▸ Brief
Locate every line in the records below that contains the word "merged", and copy each one.

▸ Provided records
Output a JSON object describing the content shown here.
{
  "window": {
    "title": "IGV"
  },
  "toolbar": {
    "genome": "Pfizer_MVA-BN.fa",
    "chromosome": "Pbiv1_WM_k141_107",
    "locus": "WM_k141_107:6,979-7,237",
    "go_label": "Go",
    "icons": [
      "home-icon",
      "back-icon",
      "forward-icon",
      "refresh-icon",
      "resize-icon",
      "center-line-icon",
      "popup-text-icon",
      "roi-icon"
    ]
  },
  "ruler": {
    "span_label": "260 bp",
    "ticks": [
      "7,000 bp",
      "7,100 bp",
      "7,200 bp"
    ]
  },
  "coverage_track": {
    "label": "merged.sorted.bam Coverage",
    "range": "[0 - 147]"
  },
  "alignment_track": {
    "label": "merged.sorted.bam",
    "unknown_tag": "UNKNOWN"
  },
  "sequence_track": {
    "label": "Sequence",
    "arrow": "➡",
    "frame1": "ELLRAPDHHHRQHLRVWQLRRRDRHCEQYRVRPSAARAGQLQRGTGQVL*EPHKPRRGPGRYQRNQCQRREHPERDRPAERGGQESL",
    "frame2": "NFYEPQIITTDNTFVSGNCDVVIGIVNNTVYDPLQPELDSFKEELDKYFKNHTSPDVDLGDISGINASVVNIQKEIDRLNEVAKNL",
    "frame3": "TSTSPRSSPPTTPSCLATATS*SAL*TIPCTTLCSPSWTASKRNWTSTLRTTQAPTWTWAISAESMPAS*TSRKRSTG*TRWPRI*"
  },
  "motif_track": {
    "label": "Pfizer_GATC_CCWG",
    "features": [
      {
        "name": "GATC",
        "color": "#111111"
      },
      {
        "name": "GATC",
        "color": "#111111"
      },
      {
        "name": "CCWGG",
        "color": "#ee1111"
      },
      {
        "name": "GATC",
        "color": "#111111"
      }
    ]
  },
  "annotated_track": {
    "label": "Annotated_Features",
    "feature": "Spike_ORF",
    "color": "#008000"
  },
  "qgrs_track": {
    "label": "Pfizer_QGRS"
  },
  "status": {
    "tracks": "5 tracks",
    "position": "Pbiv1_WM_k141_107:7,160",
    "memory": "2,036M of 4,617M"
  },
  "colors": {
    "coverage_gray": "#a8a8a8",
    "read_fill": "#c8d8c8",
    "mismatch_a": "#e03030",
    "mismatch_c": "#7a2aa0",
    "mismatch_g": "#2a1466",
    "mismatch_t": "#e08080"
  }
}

▸ Result below
    "label": "merged.sorted.bam Coverage",
    "label": "merged.sorted.bam",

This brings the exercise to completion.